Saved entries |
————
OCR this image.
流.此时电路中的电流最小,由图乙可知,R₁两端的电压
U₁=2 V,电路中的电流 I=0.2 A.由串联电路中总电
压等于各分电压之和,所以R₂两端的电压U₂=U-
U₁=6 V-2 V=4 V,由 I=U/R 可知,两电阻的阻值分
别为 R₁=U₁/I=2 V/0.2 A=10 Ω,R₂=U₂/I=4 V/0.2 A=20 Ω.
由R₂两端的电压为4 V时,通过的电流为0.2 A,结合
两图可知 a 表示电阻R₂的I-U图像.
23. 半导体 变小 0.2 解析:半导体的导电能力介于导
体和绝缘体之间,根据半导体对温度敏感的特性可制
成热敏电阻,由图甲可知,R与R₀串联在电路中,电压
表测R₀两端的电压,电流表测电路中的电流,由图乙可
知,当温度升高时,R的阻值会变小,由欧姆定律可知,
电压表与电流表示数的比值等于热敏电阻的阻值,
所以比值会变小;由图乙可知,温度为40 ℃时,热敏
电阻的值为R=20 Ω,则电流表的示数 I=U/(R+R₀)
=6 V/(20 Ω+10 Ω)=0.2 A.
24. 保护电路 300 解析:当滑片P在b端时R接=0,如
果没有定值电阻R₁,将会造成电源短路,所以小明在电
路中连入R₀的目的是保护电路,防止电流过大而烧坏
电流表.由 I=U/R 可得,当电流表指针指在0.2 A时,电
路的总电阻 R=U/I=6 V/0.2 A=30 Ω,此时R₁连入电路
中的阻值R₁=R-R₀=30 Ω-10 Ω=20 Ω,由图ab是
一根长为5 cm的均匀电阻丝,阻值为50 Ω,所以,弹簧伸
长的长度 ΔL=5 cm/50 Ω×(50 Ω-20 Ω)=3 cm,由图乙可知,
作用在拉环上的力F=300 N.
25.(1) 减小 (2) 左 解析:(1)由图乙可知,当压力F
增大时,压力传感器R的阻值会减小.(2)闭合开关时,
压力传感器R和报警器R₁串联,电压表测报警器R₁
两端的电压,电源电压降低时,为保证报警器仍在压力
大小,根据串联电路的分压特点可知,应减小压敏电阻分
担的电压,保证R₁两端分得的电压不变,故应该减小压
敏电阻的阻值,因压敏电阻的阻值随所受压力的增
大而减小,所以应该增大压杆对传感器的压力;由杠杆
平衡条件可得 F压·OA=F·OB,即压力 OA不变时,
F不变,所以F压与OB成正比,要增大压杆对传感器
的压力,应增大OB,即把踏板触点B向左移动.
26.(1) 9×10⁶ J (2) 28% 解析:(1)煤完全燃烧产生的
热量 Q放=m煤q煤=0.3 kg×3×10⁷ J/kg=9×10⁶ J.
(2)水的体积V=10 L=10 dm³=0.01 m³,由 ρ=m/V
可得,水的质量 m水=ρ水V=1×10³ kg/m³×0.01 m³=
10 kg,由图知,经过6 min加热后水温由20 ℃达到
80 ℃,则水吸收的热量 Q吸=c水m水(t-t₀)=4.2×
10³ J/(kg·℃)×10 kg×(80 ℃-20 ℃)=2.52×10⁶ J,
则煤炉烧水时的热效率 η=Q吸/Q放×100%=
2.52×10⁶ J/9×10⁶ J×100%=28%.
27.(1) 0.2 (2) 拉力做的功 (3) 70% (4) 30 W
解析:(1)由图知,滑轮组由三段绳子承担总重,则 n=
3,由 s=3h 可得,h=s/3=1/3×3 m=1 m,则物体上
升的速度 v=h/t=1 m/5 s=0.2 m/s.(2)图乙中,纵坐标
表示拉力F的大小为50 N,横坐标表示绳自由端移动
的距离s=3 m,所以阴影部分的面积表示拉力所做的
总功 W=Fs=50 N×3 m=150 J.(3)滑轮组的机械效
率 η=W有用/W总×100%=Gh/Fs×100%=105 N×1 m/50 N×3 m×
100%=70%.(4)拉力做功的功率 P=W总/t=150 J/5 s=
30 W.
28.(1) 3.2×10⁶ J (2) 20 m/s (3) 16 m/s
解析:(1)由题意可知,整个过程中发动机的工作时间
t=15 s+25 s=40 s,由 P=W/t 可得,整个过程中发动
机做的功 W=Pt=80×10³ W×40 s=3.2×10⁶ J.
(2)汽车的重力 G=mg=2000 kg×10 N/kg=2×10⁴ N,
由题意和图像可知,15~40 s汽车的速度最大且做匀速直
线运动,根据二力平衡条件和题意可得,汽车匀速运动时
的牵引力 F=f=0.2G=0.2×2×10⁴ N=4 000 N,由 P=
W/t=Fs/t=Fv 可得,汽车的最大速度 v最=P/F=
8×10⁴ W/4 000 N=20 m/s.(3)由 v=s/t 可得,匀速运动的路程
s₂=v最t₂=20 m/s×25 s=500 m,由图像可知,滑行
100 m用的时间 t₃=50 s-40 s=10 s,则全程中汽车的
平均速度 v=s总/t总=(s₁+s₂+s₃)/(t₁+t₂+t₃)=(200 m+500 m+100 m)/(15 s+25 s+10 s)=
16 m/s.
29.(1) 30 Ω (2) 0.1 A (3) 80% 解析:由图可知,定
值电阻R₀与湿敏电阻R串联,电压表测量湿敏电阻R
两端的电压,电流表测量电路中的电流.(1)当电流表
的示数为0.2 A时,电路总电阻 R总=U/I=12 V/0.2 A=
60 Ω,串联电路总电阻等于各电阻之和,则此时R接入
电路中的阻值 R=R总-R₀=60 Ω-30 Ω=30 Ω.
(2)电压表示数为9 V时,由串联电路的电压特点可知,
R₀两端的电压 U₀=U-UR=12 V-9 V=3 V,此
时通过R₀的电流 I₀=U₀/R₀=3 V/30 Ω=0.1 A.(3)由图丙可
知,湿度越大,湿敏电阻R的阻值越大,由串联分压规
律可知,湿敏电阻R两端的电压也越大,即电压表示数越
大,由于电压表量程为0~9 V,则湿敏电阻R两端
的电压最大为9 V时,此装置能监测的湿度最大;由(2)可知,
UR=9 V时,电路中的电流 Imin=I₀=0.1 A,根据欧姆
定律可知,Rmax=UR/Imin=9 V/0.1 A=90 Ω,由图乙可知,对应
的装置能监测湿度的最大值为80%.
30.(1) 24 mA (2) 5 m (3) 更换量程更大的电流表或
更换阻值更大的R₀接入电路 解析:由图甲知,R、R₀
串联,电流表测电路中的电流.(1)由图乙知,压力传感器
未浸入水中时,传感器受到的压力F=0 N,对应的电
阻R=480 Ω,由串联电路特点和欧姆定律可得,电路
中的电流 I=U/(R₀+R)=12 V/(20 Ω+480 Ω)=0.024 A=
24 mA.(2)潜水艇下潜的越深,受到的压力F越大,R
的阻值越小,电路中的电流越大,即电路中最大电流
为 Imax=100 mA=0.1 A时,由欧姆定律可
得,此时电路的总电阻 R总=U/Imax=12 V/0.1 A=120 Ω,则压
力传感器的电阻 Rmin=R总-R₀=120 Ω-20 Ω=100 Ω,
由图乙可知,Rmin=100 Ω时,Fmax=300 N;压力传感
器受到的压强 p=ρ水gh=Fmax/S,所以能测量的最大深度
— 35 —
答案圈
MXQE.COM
————
From the entries above, extract each line containing "Imin".

Output of the exercise |
UR=9 V时,电路中的电流 Imin=I₀=0.1 A,根据欧姆
定律可知,Rmax=UR/Imin=9 V/0.1 A=90 Ω,由图乙可知,对应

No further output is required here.